### Problem
Find all lines in the listing that include the word "сделка", then copy them.

### Records for the task
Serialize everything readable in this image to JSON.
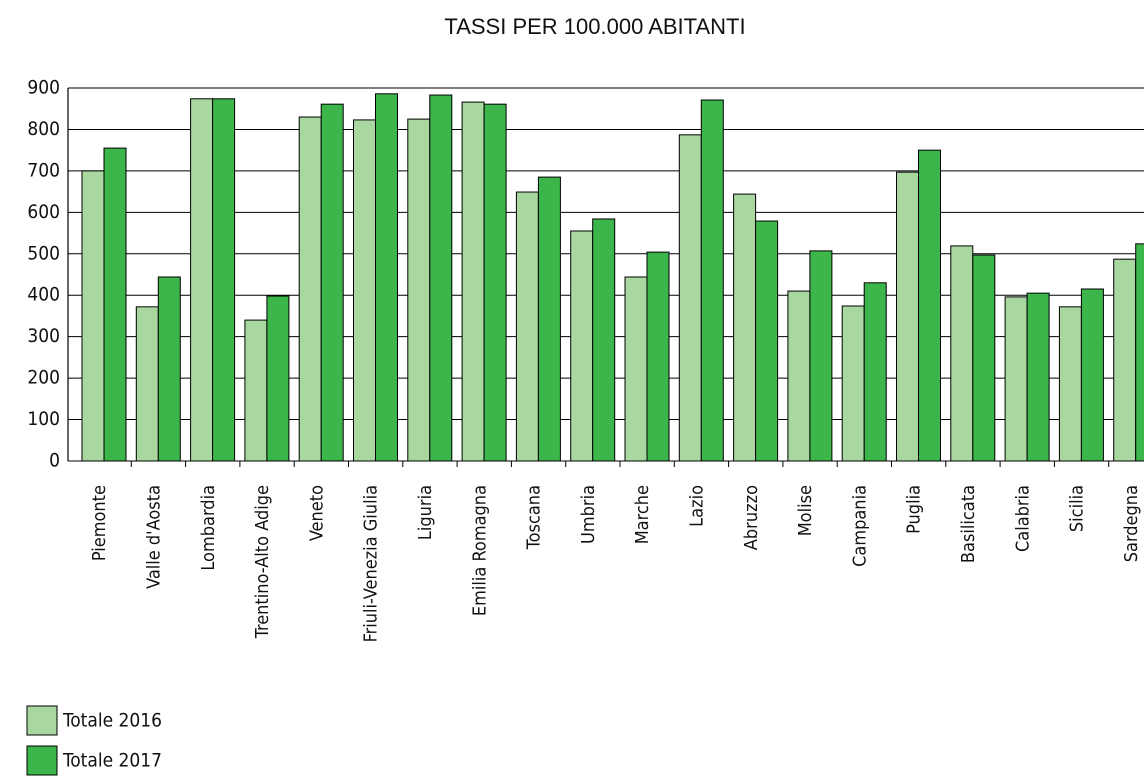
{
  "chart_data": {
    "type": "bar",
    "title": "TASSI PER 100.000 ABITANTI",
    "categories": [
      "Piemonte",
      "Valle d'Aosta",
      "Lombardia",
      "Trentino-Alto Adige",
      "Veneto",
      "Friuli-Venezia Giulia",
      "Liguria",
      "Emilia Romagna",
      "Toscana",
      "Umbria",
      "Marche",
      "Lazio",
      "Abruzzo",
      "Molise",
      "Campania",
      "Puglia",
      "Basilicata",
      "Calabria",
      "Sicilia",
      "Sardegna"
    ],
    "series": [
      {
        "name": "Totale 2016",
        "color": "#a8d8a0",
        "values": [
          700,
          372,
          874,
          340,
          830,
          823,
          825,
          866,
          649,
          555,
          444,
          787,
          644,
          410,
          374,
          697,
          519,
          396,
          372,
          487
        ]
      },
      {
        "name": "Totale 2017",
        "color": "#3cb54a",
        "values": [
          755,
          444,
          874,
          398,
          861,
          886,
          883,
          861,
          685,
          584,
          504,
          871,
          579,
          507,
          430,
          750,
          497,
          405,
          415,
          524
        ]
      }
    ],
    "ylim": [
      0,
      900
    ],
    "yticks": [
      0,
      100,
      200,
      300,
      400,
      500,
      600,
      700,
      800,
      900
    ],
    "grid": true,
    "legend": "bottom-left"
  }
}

--

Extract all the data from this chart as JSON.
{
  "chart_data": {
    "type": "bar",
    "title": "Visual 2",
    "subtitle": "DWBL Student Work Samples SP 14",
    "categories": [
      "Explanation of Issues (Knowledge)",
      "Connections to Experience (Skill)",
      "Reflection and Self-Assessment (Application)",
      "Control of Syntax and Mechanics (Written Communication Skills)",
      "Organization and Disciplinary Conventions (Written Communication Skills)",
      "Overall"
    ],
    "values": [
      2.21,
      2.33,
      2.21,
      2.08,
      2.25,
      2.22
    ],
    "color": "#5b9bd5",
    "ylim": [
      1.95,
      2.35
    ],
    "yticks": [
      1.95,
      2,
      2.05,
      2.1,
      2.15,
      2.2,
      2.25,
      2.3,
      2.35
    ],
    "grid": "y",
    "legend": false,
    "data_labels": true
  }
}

==

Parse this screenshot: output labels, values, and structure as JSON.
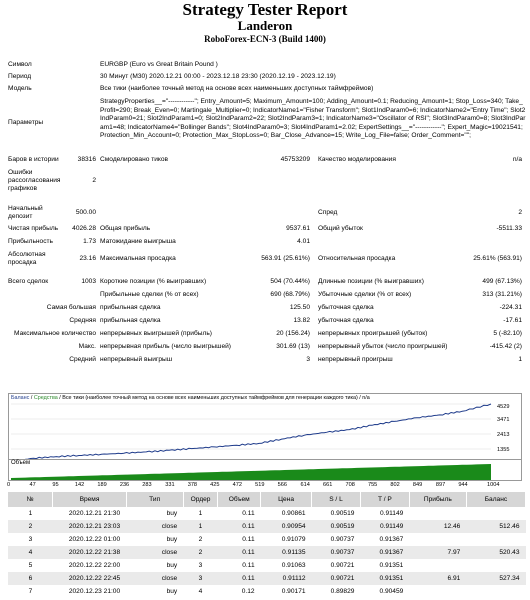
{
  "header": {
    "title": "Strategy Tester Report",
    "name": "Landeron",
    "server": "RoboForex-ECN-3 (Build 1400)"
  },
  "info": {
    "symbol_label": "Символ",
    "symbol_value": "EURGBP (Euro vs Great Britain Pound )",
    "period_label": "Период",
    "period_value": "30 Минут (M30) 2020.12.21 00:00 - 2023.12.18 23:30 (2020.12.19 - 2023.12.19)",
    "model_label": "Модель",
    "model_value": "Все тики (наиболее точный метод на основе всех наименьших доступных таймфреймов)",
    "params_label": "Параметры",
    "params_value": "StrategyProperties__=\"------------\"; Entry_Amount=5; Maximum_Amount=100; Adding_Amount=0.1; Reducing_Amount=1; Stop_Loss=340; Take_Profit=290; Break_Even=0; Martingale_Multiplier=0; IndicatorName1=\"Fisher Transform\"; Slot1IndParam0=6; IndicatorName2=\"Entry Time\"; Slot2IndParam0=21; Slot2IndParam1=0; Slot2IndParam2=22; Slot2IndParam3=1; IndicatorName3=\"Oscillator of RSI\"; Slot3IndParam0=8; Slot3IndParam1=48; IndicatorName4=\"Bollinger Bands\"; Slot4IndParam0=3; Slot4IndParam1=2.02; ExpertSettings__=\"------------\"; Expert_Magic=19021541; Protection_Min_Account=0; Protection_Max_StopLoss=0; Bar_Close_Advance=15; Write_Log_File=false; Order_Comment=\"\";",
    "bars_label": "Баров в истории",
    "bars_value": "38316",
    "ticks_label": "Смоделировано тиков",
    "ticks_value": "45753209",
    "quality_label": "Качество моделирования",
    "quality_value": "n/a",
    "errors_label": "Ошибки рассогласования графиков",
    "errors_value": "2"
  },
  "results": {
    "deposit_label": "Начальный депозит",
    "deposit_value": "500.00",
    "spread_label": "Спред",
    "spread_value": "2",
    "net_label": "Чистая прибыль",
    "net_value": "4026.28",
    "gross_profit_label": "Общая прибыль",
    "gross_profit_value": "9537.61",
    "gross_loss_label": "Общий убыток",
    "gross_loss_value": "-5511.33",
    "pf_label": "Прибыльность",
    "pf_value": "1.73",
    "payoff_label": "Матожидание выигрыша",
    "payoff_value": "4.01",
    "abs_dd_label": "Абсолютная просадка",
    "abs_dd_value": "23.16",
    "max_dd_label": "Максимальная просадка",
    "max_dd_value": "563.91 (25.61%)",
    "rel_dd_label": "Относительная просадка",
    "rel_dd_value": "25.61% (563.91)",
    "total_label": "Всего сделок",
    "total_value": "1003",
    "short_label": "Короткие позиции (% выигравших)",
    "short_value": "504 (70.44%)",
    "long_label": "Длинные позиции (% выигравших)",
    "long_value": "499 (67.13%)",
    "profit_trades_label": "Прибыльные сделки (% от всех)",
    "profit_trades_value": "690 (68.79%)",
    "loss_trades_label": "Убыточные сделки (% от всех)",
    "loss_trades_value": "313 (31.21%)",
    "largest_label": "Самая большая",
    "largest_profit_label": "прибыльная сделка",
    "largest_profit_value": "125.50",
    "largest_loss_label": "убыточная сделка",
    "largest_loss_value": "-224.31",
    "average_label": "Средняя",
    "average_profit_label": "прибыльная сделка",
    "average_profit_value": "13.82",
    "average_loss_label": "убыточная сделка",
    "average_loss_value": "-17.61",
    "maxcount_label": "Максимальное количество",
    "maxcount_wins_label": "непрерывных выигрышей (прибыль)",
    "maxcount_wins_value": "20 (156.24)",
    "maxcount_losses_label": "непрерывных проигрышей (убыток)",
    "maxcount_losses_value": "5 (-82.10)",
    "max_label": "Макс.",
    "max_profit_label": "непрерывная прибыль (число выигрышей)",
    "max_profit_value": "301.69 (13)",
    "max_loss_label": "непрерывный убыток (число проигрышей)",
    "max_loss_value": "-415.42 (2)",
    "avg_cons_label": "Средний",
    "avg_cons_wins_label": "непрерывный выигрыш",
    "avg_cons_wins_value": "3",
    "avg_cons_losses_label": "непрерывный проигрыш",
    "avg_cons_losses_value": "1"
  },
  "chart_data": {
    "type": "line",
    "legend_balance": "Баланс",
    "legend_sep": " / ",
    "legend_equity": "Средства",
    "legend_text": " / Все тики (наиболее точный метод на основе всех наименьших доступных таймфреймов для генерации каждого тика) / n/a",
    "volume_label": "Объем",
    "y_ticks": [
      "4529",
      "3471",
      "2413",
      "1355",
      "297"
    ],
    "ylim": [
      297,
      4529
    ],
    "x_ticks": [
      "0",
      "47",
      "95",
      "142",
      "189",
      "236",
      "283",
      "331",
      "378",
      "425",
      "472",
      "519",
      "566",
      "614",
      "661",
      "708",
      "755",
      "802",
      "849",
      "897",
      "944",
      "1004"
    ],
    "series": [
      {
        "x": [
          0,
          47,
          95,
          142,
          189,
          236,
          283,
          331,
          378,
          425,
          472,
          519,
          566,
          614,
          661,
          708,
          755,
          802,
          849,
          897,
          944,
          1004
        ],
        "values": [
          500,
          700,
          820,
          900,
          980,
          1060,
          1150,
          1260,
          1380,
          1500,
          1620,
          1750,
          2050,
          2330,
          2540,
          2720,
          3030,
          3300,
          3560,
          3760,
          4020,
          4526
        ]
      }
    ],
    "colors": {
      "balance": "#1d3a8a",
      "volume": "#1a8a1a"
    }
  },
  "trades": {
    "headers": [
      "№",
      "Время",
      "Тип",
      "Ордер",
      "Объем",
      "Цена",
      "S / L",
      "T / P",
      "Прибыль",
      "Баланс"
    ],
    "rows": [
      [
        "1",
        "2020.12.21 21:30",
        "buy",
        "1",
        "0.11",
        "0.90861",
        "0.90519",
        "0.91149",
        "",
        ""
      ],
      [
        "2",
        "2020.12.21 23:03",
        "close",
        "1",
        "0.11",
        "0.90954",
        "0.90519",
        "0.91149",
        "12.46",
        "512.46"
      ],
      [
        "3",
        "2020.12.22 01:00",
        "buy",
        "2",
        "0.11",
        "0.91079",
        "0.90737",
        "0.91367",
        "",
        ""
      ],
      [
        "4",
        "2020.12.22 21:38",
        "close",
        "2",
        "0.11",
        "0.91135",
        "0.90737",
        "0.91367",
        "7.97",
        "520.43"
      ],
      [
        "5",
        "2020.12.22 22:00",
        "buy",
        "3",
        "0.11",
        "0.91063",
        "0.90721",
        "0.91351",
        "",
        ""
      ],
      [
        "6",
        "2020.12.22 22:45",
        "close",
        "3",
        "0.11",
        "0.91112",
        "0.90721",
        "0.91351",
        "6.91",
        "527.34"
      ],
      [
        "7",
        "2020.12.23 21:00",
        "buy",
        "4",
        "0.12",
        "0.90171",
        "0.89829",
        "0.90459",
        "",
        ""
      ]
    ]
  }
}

### Worked answer
    "largest_profit_label": "прибыльная сделка",
    "largest_loss_label": "убыточная сделка",
    "average_profit_label": "прибыльная сделка",
    "average_loss_label": "убыточная сделка",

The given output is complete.